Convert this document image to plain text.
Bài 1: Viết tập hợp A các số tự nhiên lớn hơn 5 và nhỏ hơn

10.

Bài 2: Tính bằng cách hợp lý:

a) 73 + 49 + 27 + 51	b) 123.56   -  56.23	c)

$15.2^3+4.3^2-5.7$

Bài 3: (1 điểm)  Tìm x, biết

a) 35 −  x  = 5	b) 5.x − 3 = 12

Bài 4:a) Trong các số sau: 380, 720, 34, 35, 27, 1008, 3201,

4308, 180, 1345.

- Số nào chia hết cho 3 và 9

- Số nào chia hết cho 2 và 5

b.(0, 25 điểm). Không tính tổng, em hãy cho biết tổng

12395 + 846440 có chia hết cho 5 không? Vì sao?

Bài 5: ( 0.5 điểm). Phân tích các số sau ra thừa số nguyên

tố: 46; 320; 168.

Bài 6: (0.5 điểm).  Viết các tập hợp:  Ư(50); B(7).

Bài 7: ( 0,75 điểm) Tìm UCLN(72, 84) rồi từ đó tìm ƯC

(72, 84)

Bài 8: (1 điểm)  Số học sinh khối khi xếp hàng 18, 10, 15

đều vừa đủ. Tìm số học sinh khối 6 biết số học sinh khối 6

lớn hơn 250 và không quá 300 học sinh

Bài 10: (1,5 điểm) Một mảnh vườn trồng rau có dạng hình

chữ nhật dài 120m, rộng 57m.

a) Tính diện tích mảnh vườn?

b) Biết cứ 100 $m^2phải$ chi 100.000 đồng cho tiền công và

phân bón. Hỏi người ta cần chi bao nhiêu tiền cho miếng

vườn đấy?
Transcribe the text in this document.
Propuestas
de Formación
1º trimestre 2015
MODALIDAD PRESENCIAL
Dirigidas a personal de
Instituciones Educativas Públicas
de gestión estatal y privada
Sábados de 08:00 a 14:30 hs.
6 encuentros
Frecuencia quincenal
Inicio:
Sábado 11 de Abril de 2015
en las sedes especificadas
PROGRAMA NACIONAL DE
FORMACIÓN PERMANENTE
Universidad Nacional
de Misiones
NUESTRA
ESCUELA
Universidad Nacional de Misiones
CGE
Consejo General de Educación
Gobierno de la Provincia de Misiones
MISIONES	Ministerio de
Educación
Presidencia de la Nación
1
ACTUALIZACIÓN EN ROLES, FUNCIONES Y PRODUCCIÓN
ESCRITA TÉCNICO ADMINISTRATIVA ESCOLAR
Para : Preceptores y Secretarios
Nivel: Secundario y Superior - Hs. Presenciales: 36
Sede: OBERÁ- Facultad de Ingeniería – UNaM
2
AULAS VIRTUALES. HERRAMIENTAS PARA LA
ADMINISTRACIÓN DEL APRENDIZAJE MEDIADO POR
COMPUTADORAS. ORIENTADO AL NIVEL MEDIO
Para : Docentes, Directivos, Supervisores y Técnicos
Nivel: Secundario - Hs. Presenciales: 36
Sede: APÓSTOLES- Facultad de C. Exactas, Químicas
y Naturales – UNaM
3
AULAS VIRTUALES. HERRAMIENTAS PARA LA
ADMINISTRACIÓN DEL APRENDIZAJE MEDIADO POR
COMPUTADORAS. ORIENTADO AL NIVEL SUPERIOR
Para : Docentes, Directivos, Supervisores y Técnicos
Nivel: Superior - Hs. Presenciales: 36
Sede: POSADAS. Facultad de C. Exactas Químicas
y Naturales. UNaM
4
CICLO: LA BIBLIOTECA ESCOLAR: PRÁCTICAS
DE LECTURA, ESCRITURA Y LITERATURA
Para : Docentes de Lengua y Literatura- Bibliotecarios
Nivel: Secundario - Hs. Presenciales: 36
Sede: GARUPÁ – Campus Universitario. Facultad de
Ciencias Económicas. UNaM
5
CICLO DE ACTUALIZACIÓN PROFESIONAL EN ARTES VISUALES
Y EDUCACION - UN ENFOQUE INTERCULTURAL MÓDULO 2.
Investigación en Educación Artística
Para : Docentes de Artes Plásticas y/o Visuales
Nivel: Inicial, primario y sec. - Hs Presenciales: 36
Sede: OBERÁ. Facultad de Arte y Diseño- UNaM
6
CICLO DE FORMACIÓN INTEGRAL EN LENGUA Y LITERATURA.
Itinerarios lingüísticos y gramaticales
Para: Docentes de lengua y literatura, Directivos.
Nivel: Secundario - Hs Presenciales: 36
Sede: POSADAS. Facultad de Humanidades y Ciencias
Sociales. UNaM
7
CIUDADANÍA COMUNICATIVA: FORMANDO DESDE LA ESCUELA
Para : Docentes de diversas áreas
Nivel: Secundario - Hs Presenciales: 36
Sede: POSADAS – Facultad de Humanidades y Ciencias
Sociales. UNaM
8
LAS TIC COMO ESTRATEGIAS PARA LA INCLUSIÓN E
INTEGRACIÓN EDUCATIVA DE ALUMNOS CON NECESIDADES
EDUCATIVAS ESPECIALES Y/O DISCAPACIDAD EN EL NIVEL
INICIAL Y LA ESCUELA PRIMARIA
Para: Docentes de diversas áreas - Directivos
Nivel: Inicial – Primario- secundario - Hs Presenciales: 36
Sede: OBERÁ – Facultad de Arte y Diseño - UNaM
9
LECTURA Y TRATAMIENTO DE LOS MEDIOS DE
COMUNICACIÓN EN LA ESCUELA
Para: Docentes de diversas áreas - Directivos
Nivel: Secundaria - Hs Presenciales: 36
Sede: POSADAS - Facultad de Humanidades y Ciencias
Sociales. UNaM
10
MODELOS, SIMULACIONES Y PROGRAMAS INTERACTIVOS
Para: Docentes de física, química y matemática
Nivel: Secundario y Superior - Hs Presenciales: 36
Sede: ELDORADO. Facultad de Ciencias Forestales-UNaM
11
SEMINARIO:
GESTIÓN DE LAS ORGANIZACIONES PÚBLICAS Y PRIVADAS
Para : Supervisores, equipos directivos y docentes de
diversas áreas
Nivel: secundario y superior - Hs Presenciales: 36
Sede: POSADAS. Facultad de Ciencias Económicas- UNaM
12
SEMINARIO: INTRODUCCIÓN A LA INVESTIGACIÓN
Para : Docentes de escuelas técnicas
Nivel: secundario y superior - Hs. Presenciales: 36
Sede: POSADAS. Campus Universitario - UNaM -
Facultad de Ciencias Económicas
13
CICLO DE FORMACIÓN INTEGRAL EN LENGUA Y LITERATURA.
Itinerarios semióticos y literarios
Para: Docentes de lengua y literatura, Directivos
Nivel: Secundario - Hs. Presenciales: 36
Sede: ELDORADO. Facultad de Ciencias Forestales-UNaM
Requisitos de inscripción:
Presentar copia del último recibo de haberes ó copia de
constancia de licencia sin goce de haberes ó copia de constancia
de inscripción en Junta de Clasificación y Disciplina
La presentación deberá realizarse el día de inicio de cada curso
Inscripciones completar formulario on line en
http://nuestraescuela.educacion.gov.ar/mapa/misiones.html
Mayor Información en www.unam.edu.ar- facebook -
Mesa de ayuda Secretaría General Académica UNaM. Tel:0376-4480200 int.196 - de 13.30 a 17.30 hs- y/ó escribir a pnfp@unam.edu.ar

—————

> [WORK TO COMPLETE]: All of the data shown above must be copied exactly.

> [THE RESULT]:
Convert this document image to plain text.
Bài 1: Viết tập hợp A các số tự nhiên lớn hơn 5 và nhỏ hơn

10.

Bài 2: Tính bằng cách hợp lý:

a) 73 + 49 + 27 + 51	b) 123.56   -  56.23	c)

$15.2^3+4.3^2-5.7$

Bài 3: (1 điểm)  Tìm x, biết

a) 35 −  x  = 5	b) 5.x − 3 = 12

Bài 4:a) Trong các số sau: 380, 720, 34, 35, 27, 1008, 3201,

4308, 180, 1345.

- Số nào chia hết cho 3 và 9

- Số nào chia hết cho 2 và 5

b.(0, 25 điểm). Không tính tổng, em hãy cho biết tổng

12395 + 846440 có chia hết cho 5 không? Vì sao?

Bài 5: ( 0.5 điểm). Phân tích các số sau ra thừa số nguyên

tố: 46; 320; 168.

Bài 6: (0.5 điểm).  Viết các tập hợp:  Ư(50); B(7).

Bài 7: ( 0,75 điểm) Tìm UCLN(72, 84) rồi từ đó tìm ƯC

(72, 84)

Bài 8: (1 điểm)  Số học sinh khối khi xếp hàng 18, 10, 15

đều vừa đủ. Tìm số học sinh khối 6 biết số học sinh khối 6

lớn hơn 250 và không quá 300 học sinh

Bài 10: (1,5 điểm) Một mảnh vườn trồng rau có dạng hình

chữ nhật dài 120m, rộng 57m.

a) Tính diện tích mảnh vườn?

b) Biết cứ 100 $m^2phải$ chi 100.000 đồng cho tiền công và

phân bón. Hỏi người ta cần chi bao nhiêu tiền cho miếng

vườn đấy?
Transcribe the text in this document.
Propuestas
de Formación
1º trimestre 2015
MODALIDAD PRESENCIAL
Dirigidas a personal de
Instituciones Educativas Públicas
de gestión estatal y privada
Sábados de 08:00 a 14:30 hs.
6 encuentros
Frecuencia quincenal
Inicio:
Sábado 11 de Abril de 2015
en las sedes especificadas
PROGRAMA NACIONAL DE
FORMACIÓN PERMANENTE
Universidad Nacional
de Misiones
NUESTRA
ESCUELA
Universidad Nacional de Misiones
CGE
Consejo General de Educación
Gobierno de la Provincia de Misiones
MISIONES	Ministerio de
Educación
Presidencia de la Nación
1
ACTUALIZACIÓN EN ROLES, FUNCIONES Y PRODUCCIÓN
ESCRITA TÉCNICO ADMINISTRATIVA ESCOLAR
Para : Preceptores y Secretarios
Nivel: Secundario y Superior - Hs. Presenciales: 36
Sede: OBERÁ- Facultad de Ingeniería – UNaM
2
AULAS VIRTUALES. HERRAMIENTAS PARA LA
ADMINISTRACIÓN DEL APRENDIZAJE MEDIADO POR
COMPUTADORAS. ORIENTADO AL NIVEL MEDIO
Para : Docentes, Directivos, Supervisores y Técnicos
Nivel: Secundario - Hs. Presenciales: 36
Sede: APÓSTOLES- Facultad de C. Exactas, Químicas
y Naturales – UNaM
3
AULAS VIRTUALES. HERRAMIENTAS PARA LA
ADMINISTRACIÓN DEL APRENDIZAJE MEDIADO POR
COMPUTADORAS. ORIENTADO AL NIVEL SUPERIOR
Para : Docentes, Directivos, Supervisores y Técnicos
Nivel: Superior - Hs. Presenciales: 36
Sede: POSADAS. Facultad de C. Exactas Químicas
y Naturales. UNaM
4
CICLO: LA BIBLIOTECA ESCOLAR: PRÁCTICAS
DE LECTURA, ESCRITURA Y LITERATURA
Para : Docentes de Lengua y Literatura- Bibliotecarios
Nivel: Secundario - Hs. Presenciales: 36
Sede: GARUPÁ – Campus Universitario. Facultad de
Ciencias Económicas. UNaM
5
CICLO DE ACTUALIZACIÓN PROFESIONAL EN ARTES VISUALES
Y EDUCACION - UN ENFOQUE INTERCULTURAL MÓDULO 2.
Investigación en Educación Artística
Para : Docentes de Artes Plásticas y/o Visuales
Nivel: Inicial, primario y sec. - Hs Presenciales: 36
Sede: OBERÁ. Facultad de Arte y Diseño- UNaM
6
CICLO DE FORMACIÓN INTEGRAL EN LENGUA Y LITERATURA.
Itinerarios lingüísticos y gramaticales
Para: Docentes de lengua y literatura, Directivos.
Nivel: Secundario - Hs Presenciales: 36
Sede: POSADAS. Facultad de Humanidades y Ciencias
Sociales. UNaM
7
CIUDADANÍA COMUNICATIVA: FORMANDO DESDE LA ESCUELA
Para : Docentes de diversas áreas
Nivel: Secundario - Hs Presenciales: 36
Sede: POSADAS – Facultad de Humanidades y Ciencias
Sociales. UNaM
8
LAS TIC COMO ESTRATEGIAS PARA LA INCLUSIÓN E
INTEGRACIÓN EDUCATIVA DE ALUMNOS CON NECESIDADES
EDUCATIVAS ESPECIALES Y/O DISCAPACIDAD EN EL NIVEL
INICIAL Y LA ESCUELA PRIMARIA
Para: Docentes de diversas áreas - Directivos
Nivel: Inicial – Primario- secundario - Hs Presenciales: 36
Sede: OBERÁ – Facultad de Arte y Diseño - UNaM
9
LECTURA Y TRATAMIENTO DE LOS MEDIOS DE
COMUNICACIÓN EN LA ESCUELA
Para: Docentes de diversas áreas - Directivos
Nivel: Secundaria - Hs Presenciales: 36
Sede: POSADAS - Facultad de Humanidades y Ciencias
Sociales. UNaM
10
MODELOS, SIMULACIONES Y PROGRAMAS INTERACTIVOS
Para: Docentes de física, química y matemática
Nivel: Secundario y Superior - Hs Presenciales: 36
Sede: ELDORADO. Facultad de Ciencias Forestales-UNaM
11
SEMINARIO:
GESTIÓN DE LAS ORGANIZACIONES PÚBLICAS Y PRIVADAS
Para : Supervisores, equipos directivos y docentes de
diversas áreas
Nivel: secundario y superior - Hs Presenciales: 36
Sede: POSADAS. Facultad de Ciencias Económicas- UNaM
12
SEMINARIO: INTRODUCCIÓN A LA INVESTIGACIÓN
Para : Docentes de escuelas técnicas
Nivel: secundario y superior - Hs. Presenciales: 36
Sede: POSADAS. Campus Universitario - UNaM -
Facultad de Ciencias Económicas
13
CICLO DE FORMACIÓN INTEGRAL EN LENGUA Y LITERATURA.
Itinerarios semióticos y literarios
Para: Docentes de lengua y literatura, Directivos
Nivel: Secundario - Hs. Presenciales: 36
Sede: ELDORADO. Facultad de Ciencias Forestales-UNaM
Requisitos de inscripción:
Presentar copia del último recibo de haberes ó copia de
constancia de licencia sin goce de haberes ó copia de constancia
de inscripción en Junta de Clasificación y Disciplina
La presentación deberá realizarse el día de inicio de cada curso
Inscripciones completar formulario on line en
http://nuestraescuela.educacion.gov.ar/mapa/misiones.html
Mayor Información en www.unam.edu.ar- facebook -
Mesa de ayuda Secretaría General Académica UNaM. Tel:0376-4480200 int.196 - de 13.30 a 17.30 hs- y/ó escribir a pnfp@unam.edu.ar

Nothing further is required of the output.